_SELECTED EXTRACT_:
※ ※ ※
Merging User Data with features created form the Apple Health¶

We did a survey of all our users to understand their Activities, Profession, City, Sex, Eating Habits, etc and create a better Healthy Analysis System.

We wish to merge features such as:

Step Count
Distance of walking or running
Sleep analysis

In [16]:

user_information = pd.read_csv("all_users.csv", delimiter = ',')

In [17]:

user_information.head(5)

Out[17]:

	id	Name	Age	Sex	Profession	Nationality	City	Running	Swimming	Gymming	Commute	Commute_Time	Veg	Non_Veg
0	1	Bhavya Sharma	23	Male	Student	Indian	Pittsburgh	0	0	1	Walk	10	1	0
1	2	Ayush Jain	25	Male	Student	Indian	Pittsburgh	0	0	1	Walk	10	0	1
2	3	Rohan Panikkar	26	Male	Student	Indian	Pittsburgh	0	0	0	Walk	20	0	1
3	4	Om Khard	24	Male	Freelance Editor	Indian	Mumbai	1	1	1	Bus	60	1	1
4	5	Vidushi Dikshit	24	Female	Software Engineer	Indian	Kansas	0	0	1	Car	45	0	1

In [18]:

# renaming columns
steps_analysis_life_time_avg.rename(columns={"avg": "steps"}, inplace = True)
distance_analysis_life_time_avg.rename(columns={"avg": "distance"}, inplace = True)
※ ※ ※
_DATA_:
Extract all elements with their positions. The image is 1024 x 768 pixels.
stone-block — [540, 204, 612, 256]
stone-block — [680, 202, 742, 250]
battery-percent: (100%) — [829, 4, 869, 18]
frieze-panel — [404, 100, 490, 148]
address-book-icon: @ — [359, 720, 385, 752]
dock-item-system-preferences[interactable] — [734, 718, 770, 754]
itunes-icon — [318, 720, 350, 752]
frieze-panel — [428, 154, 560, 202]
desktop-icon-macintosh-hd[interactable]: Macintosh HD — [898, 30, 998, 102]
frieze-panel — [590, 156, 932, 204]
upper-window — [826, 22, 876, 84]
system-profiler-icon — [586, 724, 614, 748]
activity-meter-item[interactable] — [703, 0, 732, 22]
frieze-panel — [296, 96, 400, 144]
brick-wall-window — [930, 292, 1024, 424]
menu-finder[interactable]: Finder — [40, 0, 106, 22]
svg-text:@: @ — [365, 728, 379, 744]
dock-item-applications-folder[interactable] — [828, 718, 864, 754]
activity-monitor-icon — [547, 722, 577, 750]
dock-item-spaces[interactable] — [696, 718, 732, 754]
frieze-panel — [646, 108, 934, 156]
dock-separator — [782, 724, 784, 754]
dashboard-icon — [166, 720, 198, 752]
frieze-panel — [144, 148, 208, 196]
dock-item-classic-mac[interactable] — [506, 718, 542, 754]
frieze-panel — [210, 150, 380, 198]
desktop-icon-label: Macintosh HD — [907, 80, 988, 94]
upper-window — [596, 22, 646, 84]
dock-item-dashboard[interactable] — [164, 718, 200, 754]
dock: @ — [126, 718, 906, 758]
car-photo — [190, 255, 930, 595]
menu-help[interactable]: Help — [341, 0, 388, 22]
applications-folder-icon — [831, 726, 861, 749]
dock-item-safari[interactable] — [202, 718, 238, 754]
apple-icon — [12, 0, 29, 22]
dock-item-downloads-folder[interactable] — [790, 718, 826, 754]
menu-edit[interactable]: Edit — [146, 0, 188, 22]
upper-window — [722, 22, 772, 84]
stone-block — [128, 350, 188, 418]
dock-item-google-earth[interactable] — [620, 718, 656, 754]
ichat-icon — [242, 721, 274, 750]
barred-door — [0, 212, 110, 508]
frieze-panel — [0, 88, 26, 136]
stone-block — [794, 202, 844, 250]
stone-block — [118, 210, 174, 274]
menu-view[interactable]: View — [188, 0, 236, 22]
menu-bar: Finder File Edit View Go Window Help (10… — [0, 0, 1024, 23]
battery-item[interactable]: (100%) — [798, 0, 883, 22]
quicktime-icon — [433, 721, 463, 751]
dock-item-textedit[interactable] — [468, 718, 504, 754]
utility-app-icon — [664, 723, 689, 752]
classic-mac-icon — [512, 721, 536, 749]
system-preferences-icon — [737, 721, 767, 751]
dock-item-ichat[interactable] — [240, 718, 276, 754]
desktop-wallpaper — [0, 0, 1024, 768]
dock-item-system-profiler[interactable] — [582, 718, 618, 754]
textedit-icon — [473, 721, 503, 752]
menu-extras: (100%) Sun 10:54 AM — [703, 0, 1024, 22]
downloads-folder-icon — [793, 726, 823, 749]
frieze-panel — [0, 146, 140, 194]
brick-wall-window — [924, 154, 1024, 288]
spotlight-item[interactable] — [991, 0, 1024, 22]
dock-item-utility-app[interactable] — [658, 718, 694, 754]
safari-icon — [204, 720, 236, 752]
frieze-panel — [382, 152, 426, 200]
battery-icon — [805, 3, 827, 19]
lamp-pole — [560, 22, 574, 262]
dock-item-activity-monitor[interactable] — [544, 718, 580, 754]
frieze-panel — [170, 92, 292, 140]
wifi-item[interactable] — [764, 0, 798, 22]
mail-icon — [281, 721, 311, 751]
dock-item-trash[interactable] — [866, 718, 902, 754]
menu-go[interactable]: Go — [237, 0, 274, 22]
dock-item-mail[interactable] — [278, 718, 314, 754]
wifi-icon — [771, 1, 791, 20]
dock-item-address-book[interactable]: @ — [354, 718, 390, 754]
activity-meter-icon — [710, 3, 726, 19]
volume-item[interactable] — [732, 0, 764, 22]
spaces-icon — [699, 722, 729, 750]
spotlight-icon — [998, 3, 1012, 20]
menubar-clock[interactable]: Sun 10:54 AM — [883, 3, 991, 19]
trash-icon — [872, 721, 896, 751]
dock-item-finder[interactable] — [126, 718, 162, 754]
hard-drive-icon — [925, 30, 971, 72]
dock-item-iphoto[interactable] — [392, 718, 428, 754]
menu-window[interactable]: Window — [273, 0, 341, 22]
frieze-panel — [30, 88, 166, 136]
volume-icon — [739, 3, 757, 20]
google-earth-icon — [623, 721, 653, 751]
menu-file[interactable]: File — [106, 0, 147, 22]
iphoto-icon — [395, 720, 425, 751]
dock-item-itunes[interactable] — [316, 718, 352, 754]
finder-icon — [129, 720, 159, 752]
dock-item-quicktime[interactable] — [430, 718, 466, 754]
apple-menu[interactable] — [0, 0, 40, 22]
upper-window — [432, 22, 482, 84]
※ ※ ※
_SET TASK 1_: Would you repeat the Apple Health merging excerpt from "We wish to merge" up to and including "delimiter = ',')"?
_SET TASK 2_: What comes next in the Apple Health merging excerpt? Write the part that follows its final line.
The rows have nothing to do with the Apple Health merging excerpt.

_EXERCISE RESULT 1_:
We wish to merge features such as:

Step Count
Distance of walking or running
Sleep analysis

In [16]:

user_information = pd.read_csv("all_users.csv", delimiter = ',')

_EXERCISE RESULT 2_:
sleep_analysis_life_time_avg.rename(columns={"avg": "sleep"}, inplace = True)

In [19]:

merged = pd.merge(user_information, steps_analysis_life_time_avg, on='id', how='left')
merged = pd.merge(merged, distance_analysis_life_time_avg, on='id', how='left')
merged = pd.merge(merged, sleep_analysis_life_time_avg, on='id', how='left')

In [20]:

merged.head(5)

Out[20]:

	id	Name	Age	Sex	Profession	Nationality	City	Running	Swimming	Gymming	Commute	Commute_Time	Veg	Non_Veg	steps	distance	sleep
0	1	Bhavya Sharma	23	Male	Student	Indian	Pittsburgh	0	0	1	Walk	10	1	0	5073.455556	2.183262	0.000000
1	2	Ayush Jain	25	Male	Student	Indian	Pittsburgh	0	0	1	Walk	10	0	1	6606.426190	4.100364	4.130765
2	3	Rohan Panikkar	26	Male	Student	Indian	Pittsburgh	0	0	0	Walk	20	0	1	8978.688889	3.759584	3.579188
3	4	Om Khard	24	Male	Freelance Editor	Indian	Mumbai	1	1	1	Bus	60	1	1	3232.273333	2.027935	0.000000
4	5	Vidushi Dikshit	24	Female	Software Engineer	Indian	Kansas	0	0	1	Car	45	0	1	4884.705208	2.102282	0.000000

Exploratory Data Analysis¶

We will not look at patterns and relationships for different sub-groups of data for example:

Patterns by Nationality
Eating Habits - Veg or Non-Veg
Patterns by Hobbies
Patterns by Activity

In [21]:

# Lets look at the pairplots first to derive relationships between attributes in our users
pairplot = merged.drop((['id','Name']),axis=1)

g = sns.pairplot(pairplot, hue = 'Nationality')

Univariate Plots¶

The univariate plots are helpful to undertand the distrbution of our features

In [22]:

pairplot.hist()
plt.show()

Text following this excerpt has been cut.